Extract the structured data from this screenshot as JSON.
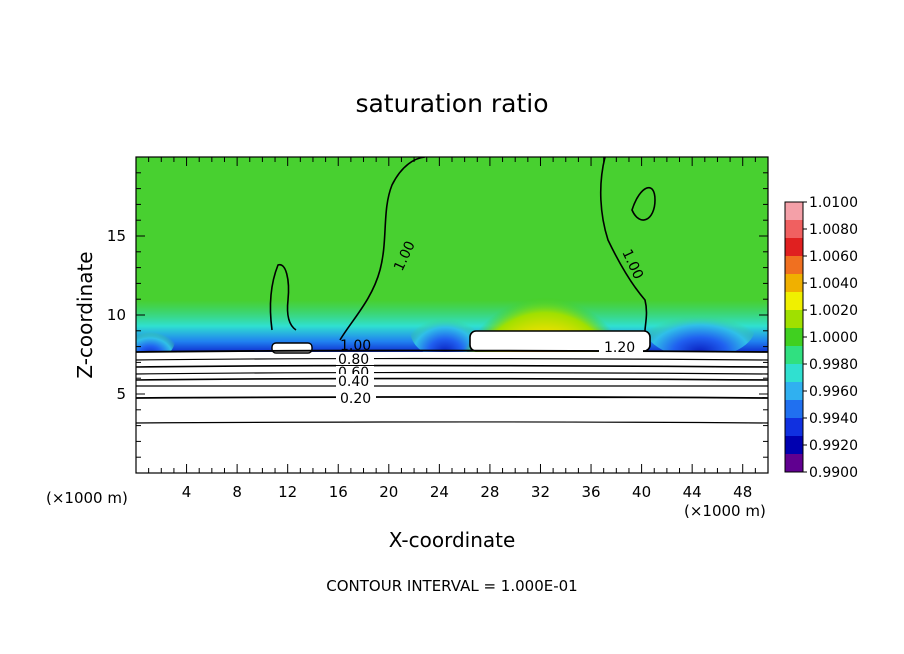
{
  "chart_data": {
    "type": "heatmap",
    "title": "saturation ratio",
    "xlabel": "X-coordinate",
    "ylabel": "Z-coordinate",
    "x_unit": "(×1000 m)",
    "xlim": [
      0,
      50
    ],
    "ylim": [
      0,
      20
    ],
    "x_ticks": [
      "4",
      "8",
      "12",
      "16",
      "20",
      "24",
      "28",
      "32",
      "36",
      "40",
      "44",
      "48"
    ],
    "y_ticks": [
      "5",
      "10",
      "15"
    ],
    "colorbar": {
      "labels": [
        "1.0100",
        "1.0080",
        "1.0060",
        "1.0040",
        "1.0020",
        "1.0000",
        "0.9980",
        "0.9960",
        "0.9940",
        "0.9920",
        "0.9900"
      ],
      "colors": [
        "#f4a0a8",
        "#f06060",
        "#e02020",
        "#f07020",
        "#f0b000",
        "#f0f000",
        "#a0e000",
        "#40d020",
        "#30e080",
        "#30e0d0",
        "#30b0f0",
        "#2070f0",
        "#1030e0",
        "#0000b0",
        "#600090"
      ]
    },
    "contour_labels": [
      "1.00",
      "1.00",
      "1.00",
      "1.20",
      "0.80",
      "0.60",
      "0.40",
      "0.20"
    ],
    "contour_interval_text": "CONTOUR INTERVAL = 1.000E-01"
  }
}
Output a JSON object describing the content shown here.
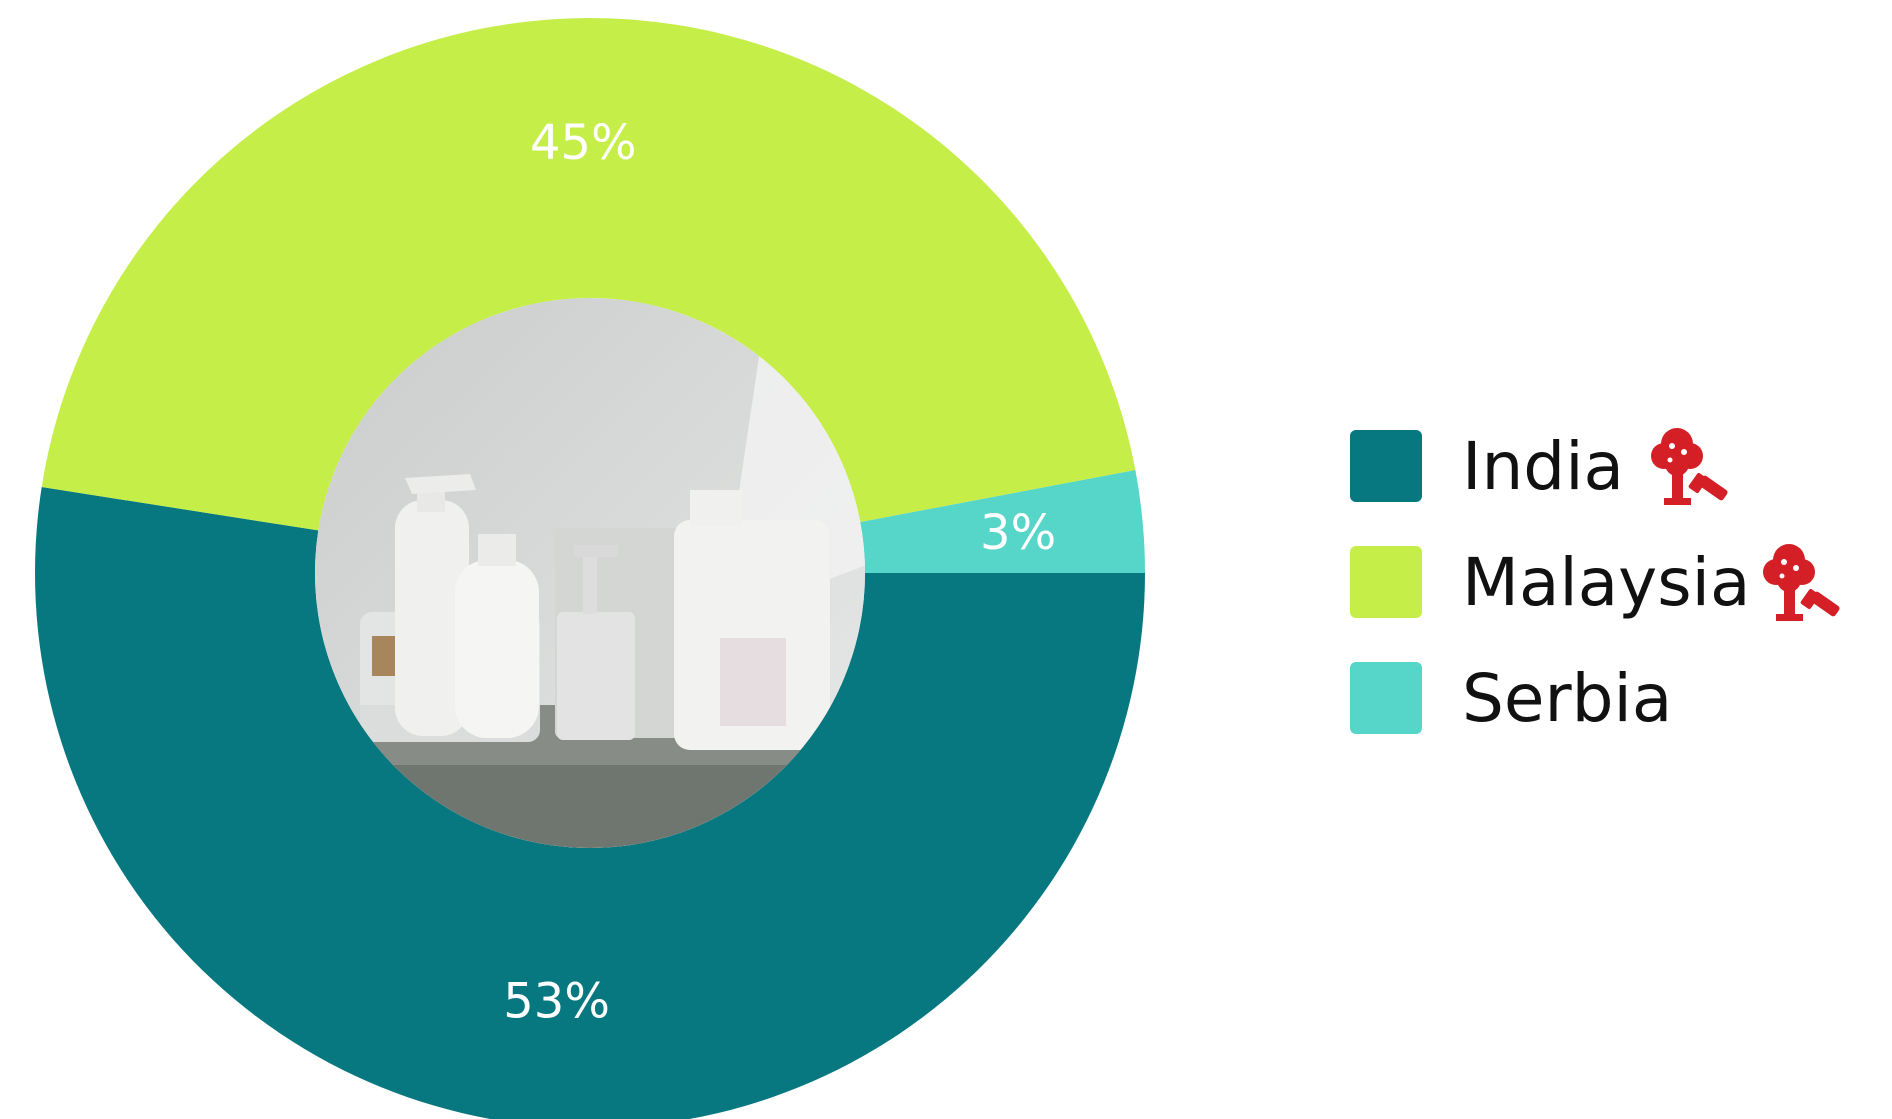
{
  "chart_data": {
    "type": "pie",
    "variant": "donut",
    "categories": [
      "India",
      "Malaysia",
      "Serbia"
    ],
    "values": [
      53,
      45,
      3
    ],
    "labels": [
      "53%",
      "45%",
      "3%"
    ],
    "colors": [
      "#087880",
      "#c5ee48",
      "#55d6c8"
    ],
    "legend_position": "right",
    "center_image": "photo of white cleaning product bottles on a shelf",
    "legend_icons": [
      "tree-brush-icon",
      "tree-brush-icon",
      ""
    ],
    "legend_icon_color": "#d41f26"
  }
}
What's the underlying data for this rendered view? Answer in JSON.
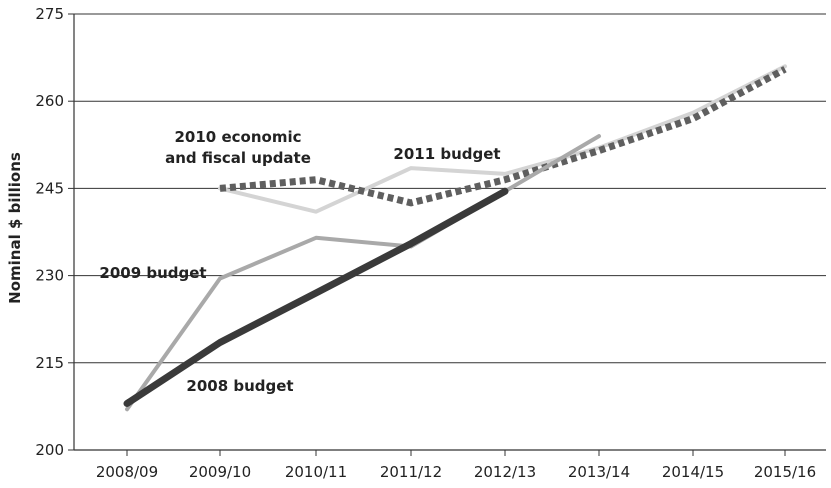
{
  "chart_data": {
    "type": "line",
    "title": "",
    "xlabel": "",
    "ylabel": "Nominal $ billions",
    "ylim": [
      200,
      275
    ],
    "yticks": [
      200,
      215,
      230,
      245,
      260,
      275
    ],
    "grid": "horizontal",
    "categories": [
      "2008/09",
      "2009/10",
      "2010/11",
      "2011/12",
      "2012/13",
      "2013/14",
      "2014/15",
      "2015/16"
    ],
    "series": [
      {
        "name": "2008 budget",
        "color": "#3a3a3a",
        "style": "solid-thick",
        "values": [
          208.0,
          218.5,
          227.0,
          235.5,
          244.5,
          null,
          null,
          null
        ]
      },
      {
        "name": "2009 budget",
        "color": "#a9a9a9",
        "style": "solid",
        "values": [
          207.0,
          229.5,
          236.5,
          235.0,
          244.5,
          254.0,
          null,
          null
        ]
      },
      {
        "name": "2010 economic and fiscal update",
        "color": "#5f5f5f",
        "style": "dashed-thick",
        "values": [
          null,
          245.0,
          246.5,
          242.5,
          246.5,
          251.5,
          257.0,
          265.5
        ]
      },
      {
        "name": "2011 budget",
        "color": "#d4d4d4",
        "style": "solid",
        "values": [
          null,
          245.0,
          241.0,
          248.5,
          247.5,
          252.0,
          258.0,
          266.0
        ]
      }
    ],
    "annotations": [
      {
        "series": "2010 economic and fiscal update",
        "lines": [
          "2010 economic",
          "and fiscal update"
        ]
      },
      {
        "series": "2011 budget",
        "lines": [
          "2011 budget"
        ]
      },
      {
        "series": "2009 budget",
        "lines": [
          "2009 budget"
        ]
      },
      {
        "series": "2008 budget",
        "lines": [
          "2008 budget"
        ]
      }
    ]
  }
}
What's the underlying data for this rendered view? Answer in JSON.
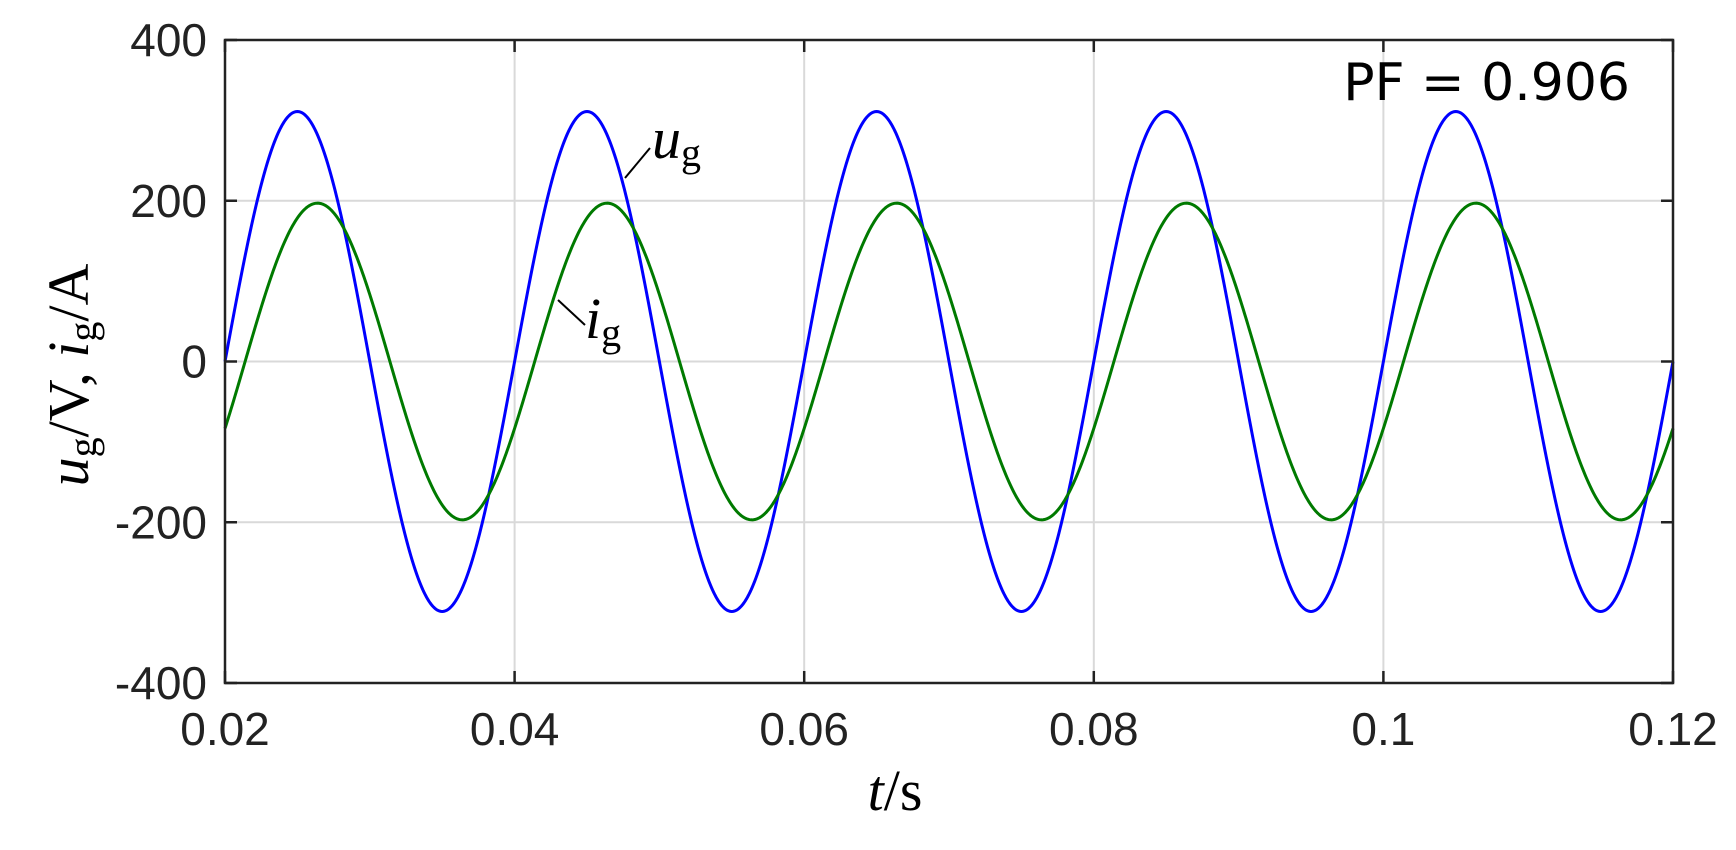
{
  "chart_data": {
    "type": "line",
    "annotation": "PF = 0.906",
    "xlabel": {
      "var": "t",
      "unit": "s"
    },
    "ylabel": {
      "v_var": "u",
      "v_sub": "g",
      "v_unit": "V",
      "sep": ", ",
      "i_var": "i",
      "i_sub": "g",
      "i_unit": "A"
    },
    "xlim": [
      0.02,
      0.12
    ],
    "ylim": [
      -400,
      400
    ],
    "xticks": [
      0.02,
      0.04,
      0.06,
      0.08,
      0.1,
      0.12
    ],
    "xtick_labels": [
      "0.02",
      "0.04",
      "0.06",
      "0.08",
      "0.1",
      "0.12"
    ],
    "yticks": [
      -400,
      -200,
      0,
      200,
      400
    ],
    "ytick_labels": [
      "-400",
      "-200",
      "0",
      "200",
      "400"
    ],
    "grid": true,
    "series": [
      {
        "name": "u_g",
        "label_var": "u",
        "label_sub": "g",
        "color": "#0000ff",
        "amplitude": 311,
        "frequency_hz": 50,
        "phase_deg": 0
      },
      {
        "name": "i_g",
        "label_var": "i",
        "label_sub": "g",
        "color": "#007a00",
        "amplitude": 197,
        "frequency_hz": 50,
        "phase_deg": -25
      }
    ]
  }
}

# # # # #

### [Exercise directions]
Retype the listing exactly. Pictures do not belong in the copy.

### [Written reply]
Extract the structured data from this screenshot as JSON.
{
  "chart_data": {
    "type": "heatmap",
    "title": "saturation ratio",
    "xlabel": "X-coordinate",
    "ylabel": "Z-coordinate",
    "x_unit": "(×1000 m)",
    "xlim": [
      0,
      50
    ],
    "ylim": [
      0,
      20
    ],
    "x_ticks": [
      "4",
      "8",
      "12",
      "16",
      "20",
      "24",
      "28",
      "32",
      "36",
      "40",
      "44",
      "48"
    ],
    "y_ticks": [
      "5",
      "10",
      "15"
    ],
    "colorbar": {
      "labels": [
        "1.0100",
        "1.0080",
        "1.0060",
        "1.0040",
        "1.0020",
        "1.0000",
        "0.9980",
        "0.9960",
        "0.9940",
        "0.9920",
        "0.9900"
      ],
      "colors": [
        "#f4a0a8",
        "#f06060",
        "#e02020",
        "#f07020",
        "#f0b000",
        "#f0f000",
        "#a0e000",
        "#40d020",
        "#30e080",
        "#30e0d0",
        "#30b0f0",
        "#2070f0",
        "#1030e0",
        "#0000b0",
        "#600090"
      ]
    },
    "contour_labels": [
      "1.00",
      "1.00",
      "1.00",
      "1.20",
      "0.80",
      "0.60",
      "0.40",
      "0.20"
    ],
    "contour_interval_text": "CONTOUR INTERVAL = 1.000E-01"
  }
}
Output a JSON object describing the content shown here.
{
  "chart_data": {
    "type": "pie",
    "variant": "donut",
    "categories": [
      "India",
      "Malaysia",
      "Serbia"
    ],
    "values": [
      53,
      45,
      3
    ],
    "labels": [
      "53%",
      "45%",
      "3%"
    ],
    "colors": [
      "#087880",
      "#c5ee48",
      "#55d6c8"
    ],
    "legend_position": "right",
    "center_image": "photo of white cleaning product bottles on a shelf",
    "legend_icons": [
      "tree-brush-icon",
      "tree-brush-icon",
      ""
    ],
    "legend_icon_color": "#d41f26"
  }
}
What's the underlying data for this rendered view? Answer in JSON.
{
  "chart_data": {
    "type": "line",
    "title": "",
    "xlabel": "",
    "ylabel": "Nominal $ billions",
    "ylim": [
      200,
      275
    ],
    "yticks": [
      200,
      215,
      230,
      245,
      260,
      275
    ],
    "grid": "horizontal",
    "categories": [
      "2008/09",
      "2009/10",
      "2010/11",
      "2011/12",
      "2012/13",
      "2013/14",
      "2014/15",
      "2015/16"
    ],
    "series": [
      {
        "name": "2008 budget",
        "color": "#3a3a3a",
        "style": "solid-thick",
        "values": [
          208.0,
          218.5,
          227.0,
          235.5,
          244.5,
          null,
          null,
          null
        ]
      },
      {
        "name": "2009 budget",
        "color": "#a9a9a9",
        "style": "solid",
        "values": [
          207.0,
          229.5,
          236.5,
          235.0,
          244.5,
          254.0,
          null,
          null
        ]
      },
      {
        "name": "2010 economic and fiscal update",
        "color": "#5f5f5f",
        "style": "dashed-thick",
        "values": [
          null,
          245.0,
          246.5,
          242.5,
          246.5,
          251.5,
          257.0,
          265.5
        ]
      },
      {
        "name": "2011 budget",
        "color": "#d4d4d4",
        "style": "solid",
        "values": [
          null,
          245.0,
          241.0,
          248.5,
          247.5,
          252.0,
          258.0,
          266.0
        ]
      }
    ],
    "annotations": [
      {
        "series": "2010 economic and fiscal update",
        "lines": [
          "2010 economic",
          "and fiscal update"
        ]
      },
      {
        "series": "2011 budget",
        "lines": [
          "2011 budget"
        ]
      },
      {
        "series": "2009 budget",
        "lines": [
          "2009 budget"
        ]
      },
      {
        "series": "2008 budget",
        "lines": [
          "2008 budget"
        ]
      }
    ]
  }
}
What's the underlying data for this rendered view? Answer in JSON.
{
  "chart_data": {
    "type": "line",
    "annotation": "PF = 0.906",
    "xlabel": {
      "var": "t",
      "unit": "s"
    },
    "ylabel": {
      "v_var": "u",
      "v_sub": "g",
      "v_unit": "V",
      "sep": ", ",
      "i_var": "i",
      "i_sub": "g",
      "i_unit": "A"
    },
    "xlim": [
      0.02,
      0.12
    ],
    "ylim": [
      -400,
      400
    ],
    "xticks": [
      0.02,
      0.04,
      0.06,
      0.08,
      0.1,
      0.12
    ],
    "xtick_labels": [
      "0.02",
      "0.04",
      "0.06",
      "0.08",
      "0.1",
      "0.12"
    ],
    "yticks": [
      -400,
      -200,
      0,
      200,
      400
    ],
    "ytick_labels": [
      "-400",
      "-200",
      "0",
      "200",
      "400"
    ],
    "grid": true,
    "series": [
      {
        "name": "u_g",
        "label_var": "u",
        "label_sub": "g",
        "color": "#0000ff",
        "amplitude": 311,
        "frequency_hz": 50,
        "phase_deg": 0
      },
      {
        "name": "i_g",
        "label_var": "i",
        "label_sub": "g",
        "color": "#007a00",
        "amplitude": 197,
        "frequency_hz": 50,
        "phase_deg": -25
      }
    ]
  }
}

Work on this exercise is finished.